● **DIRECTIVE**: Search the data for the word "Hvis" and copy every line that contains it.

● **Source data**:
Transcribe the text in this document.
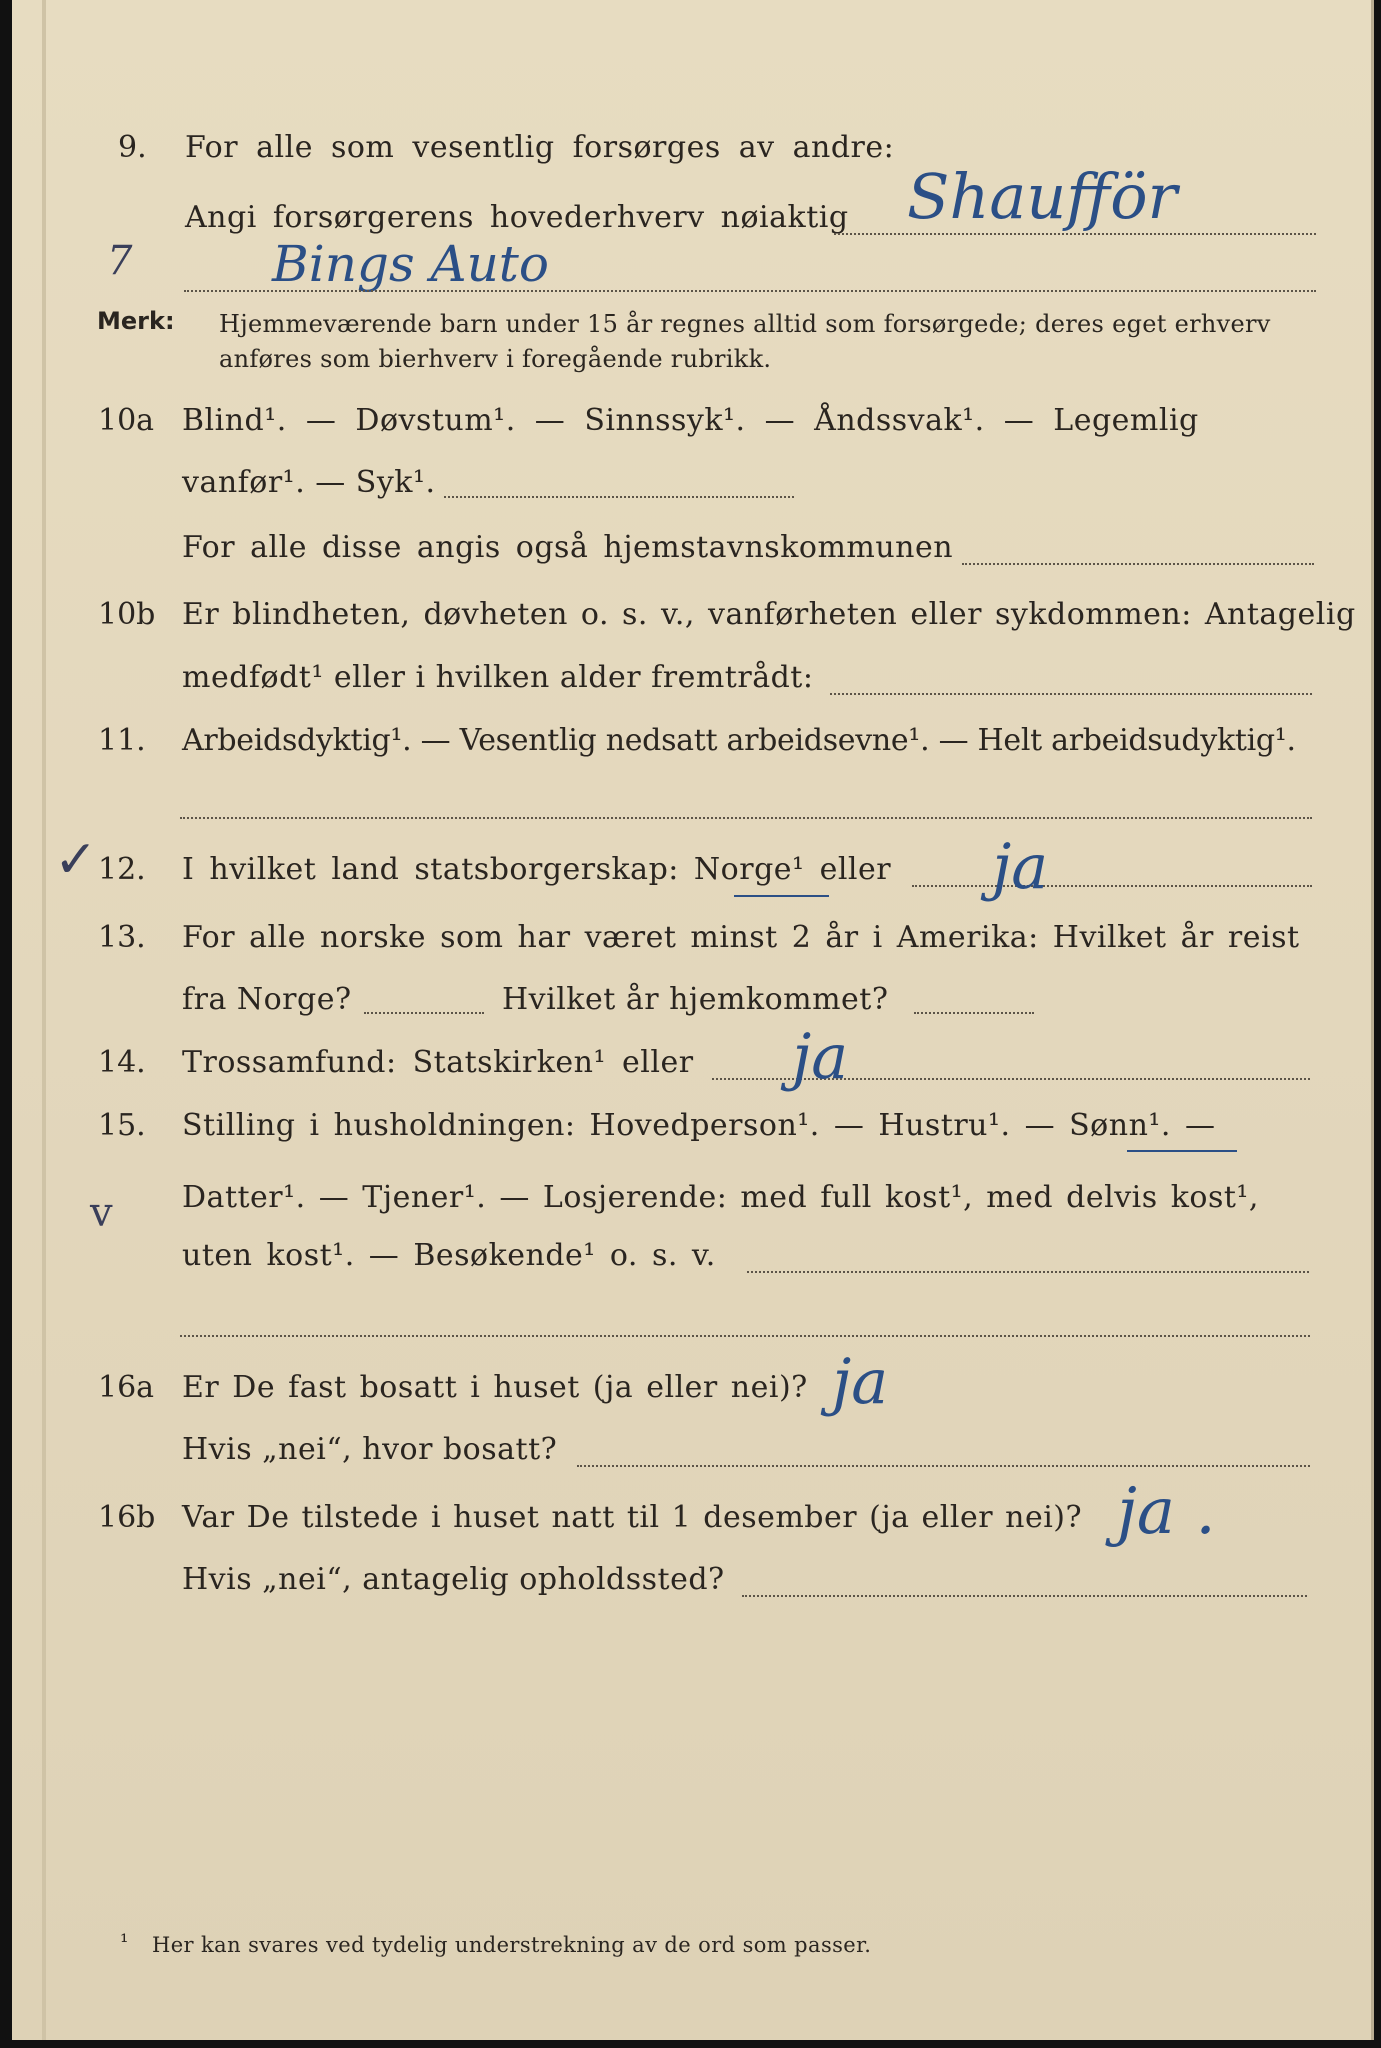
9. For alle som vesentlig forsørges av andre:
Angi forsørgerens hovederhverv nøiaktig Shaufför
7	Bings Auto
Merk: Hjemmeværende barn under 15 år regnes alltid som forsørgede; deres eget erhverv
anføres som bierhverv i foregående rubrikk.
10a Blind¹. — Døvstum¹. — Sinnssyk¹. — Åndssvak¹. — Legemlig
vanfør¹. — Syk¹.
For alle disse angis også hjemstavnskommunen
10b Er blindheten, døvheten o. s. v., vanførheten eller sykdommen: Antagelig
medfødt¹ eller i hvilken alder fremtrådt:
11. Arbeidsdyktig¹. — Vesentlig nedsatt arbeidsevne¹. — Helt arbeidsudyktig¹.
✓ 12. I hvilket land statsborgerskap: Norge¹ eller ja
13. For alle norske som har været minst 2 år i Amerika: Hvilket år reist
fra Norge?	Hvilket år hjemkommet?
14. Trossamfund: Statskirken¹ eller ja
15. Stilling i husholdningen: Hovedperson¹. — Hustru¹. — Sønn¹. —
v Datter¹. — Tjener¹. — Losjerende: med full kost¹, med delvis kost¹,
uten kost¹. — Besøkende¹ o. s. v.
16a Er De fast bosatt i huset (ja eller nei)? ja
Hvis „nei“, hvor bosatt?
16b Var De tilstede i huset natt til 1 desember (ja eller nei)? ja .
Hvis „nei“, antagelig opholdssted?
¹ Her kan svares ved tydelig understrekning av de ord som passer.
--
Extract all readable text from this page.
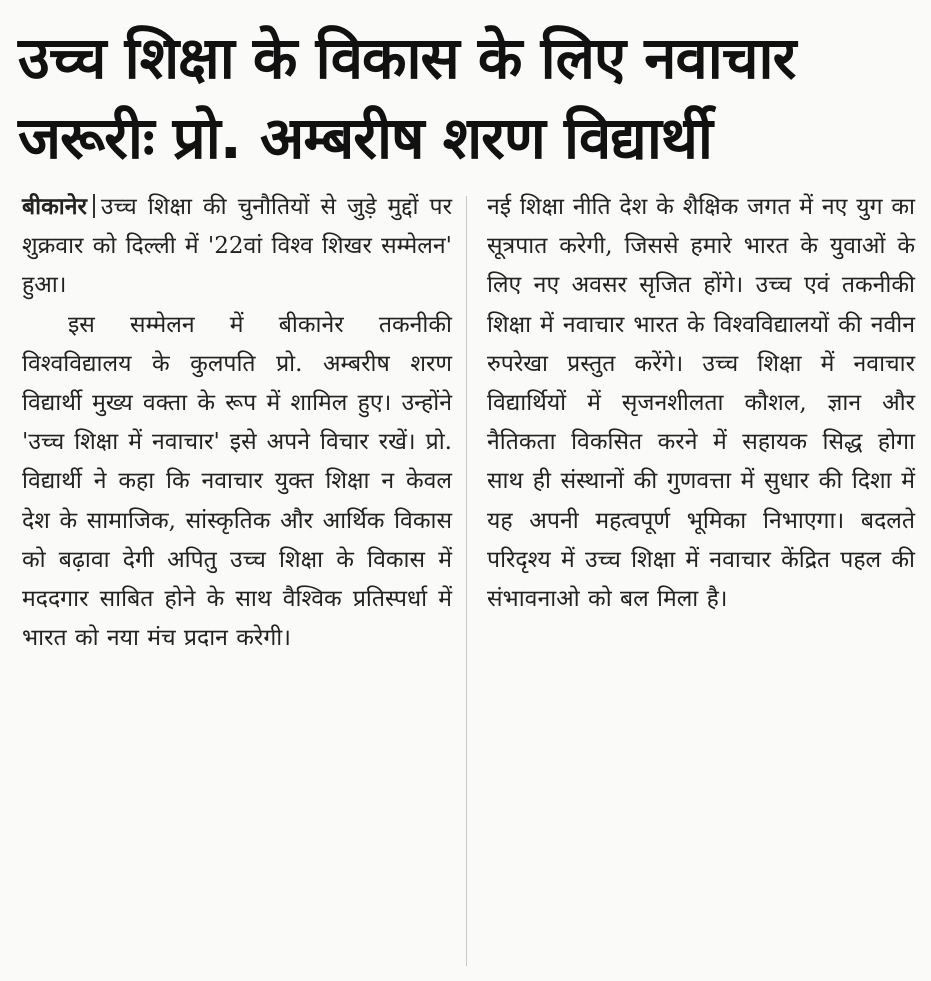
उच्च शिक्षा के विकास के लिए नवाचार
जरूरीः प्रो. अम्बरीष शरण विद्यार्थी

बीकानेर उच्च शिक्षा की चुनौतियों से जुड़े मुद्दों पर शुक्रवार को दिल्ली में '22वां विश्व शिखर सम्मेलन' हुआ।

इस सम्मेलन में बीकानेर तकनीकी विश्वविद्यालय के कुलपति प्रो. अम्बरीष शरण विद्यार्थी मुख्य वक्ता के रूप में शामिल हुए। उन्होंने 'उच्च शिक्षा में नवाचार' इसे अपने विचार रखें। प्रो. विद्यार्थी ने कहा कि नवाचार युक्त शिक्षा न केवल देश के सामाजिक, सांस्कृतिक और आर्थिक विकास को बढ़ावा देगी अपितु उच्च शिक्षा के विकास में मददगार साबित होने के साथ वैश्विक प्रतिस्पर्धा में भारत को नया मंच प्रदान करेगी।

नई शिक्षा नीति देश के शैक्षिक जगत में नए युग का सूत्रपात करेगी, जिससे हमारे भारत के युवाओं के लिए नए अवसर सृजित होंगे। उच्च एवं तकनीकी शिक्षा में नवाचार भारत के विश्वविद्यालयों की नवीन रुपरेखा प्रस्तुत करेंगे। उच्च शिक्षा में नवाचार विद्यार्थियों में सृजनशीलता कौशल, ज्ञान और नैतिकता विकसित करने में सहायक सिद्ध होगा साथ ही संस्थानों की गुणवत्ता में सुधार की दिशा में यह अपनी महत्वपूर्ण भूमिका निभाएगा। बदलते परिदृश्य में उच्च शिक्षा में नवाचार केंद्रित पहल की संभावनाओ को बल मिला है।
==
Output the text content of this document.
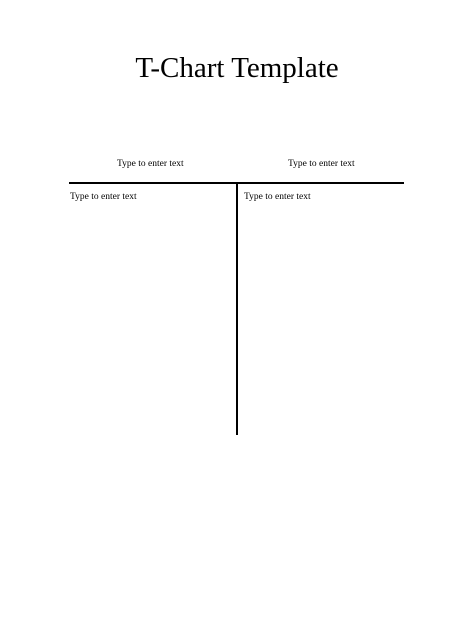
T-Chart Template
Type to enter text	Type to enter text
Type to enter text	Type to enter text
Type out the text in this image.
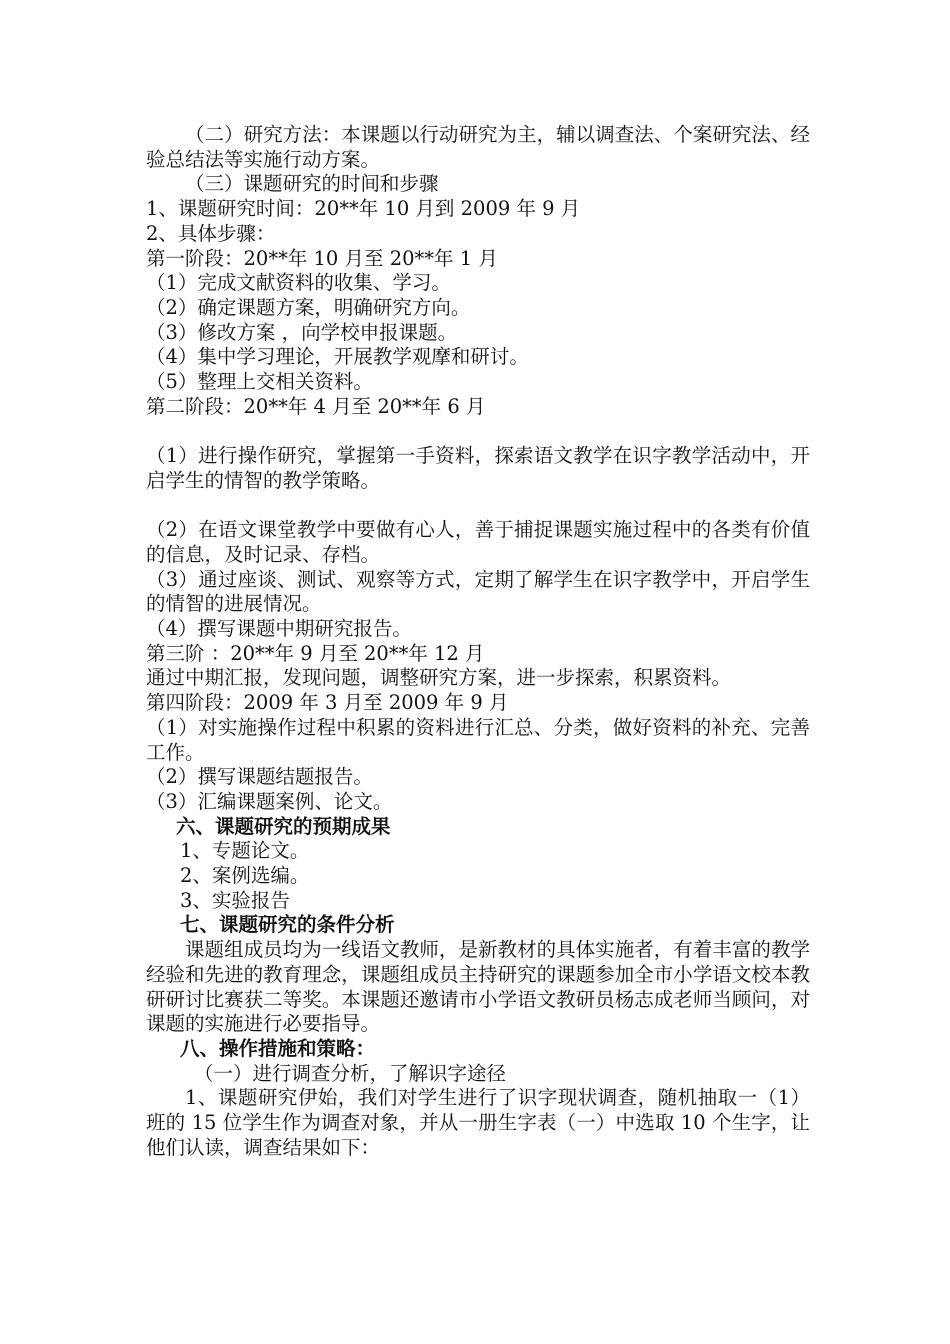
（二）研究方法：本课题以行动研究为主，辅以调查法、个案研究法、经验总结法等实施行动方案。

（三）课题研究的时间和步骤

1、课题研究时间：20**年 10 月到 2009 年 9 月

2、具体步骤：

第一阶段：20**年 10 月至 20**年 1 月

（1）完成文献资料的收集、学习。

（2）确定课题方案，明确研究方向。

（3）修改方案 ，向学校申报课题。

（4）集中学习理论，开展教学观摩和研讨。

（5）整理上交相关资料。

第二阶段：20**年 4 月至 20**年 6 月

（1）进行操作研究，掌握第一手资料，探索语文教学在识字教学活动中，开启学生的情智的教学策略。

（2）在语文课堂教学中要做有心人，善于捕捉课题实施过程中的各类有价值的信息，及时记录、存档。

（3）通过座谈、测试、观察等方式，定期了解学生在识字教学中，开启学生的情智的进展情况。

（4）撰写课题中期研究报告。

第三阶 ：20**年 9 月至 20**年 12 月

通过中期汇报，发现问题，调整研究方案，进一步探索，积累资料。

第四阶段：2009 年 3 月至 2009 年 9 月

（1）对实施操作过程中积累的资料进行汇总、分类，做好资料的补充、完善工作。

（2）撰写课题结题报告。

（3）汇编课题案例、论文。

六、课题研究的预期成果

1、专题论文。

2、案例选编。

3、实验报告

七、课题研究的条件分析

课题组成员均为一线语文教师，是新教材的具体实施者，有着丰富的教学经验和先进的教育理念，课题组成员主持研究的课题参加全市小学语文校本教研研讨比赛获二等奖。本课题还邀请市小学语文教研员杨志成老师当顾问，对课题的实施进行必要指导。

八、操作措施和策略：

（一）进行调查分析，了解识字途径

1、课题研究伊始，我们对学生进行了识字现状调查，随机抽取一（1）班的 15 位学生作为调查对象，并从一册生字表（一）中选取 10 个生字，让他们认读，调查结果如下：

● **WRITTEN ANSWER**:
Hvis „nei“, hvor bosatt?
Hvis „nei“, antagelig opholdssted?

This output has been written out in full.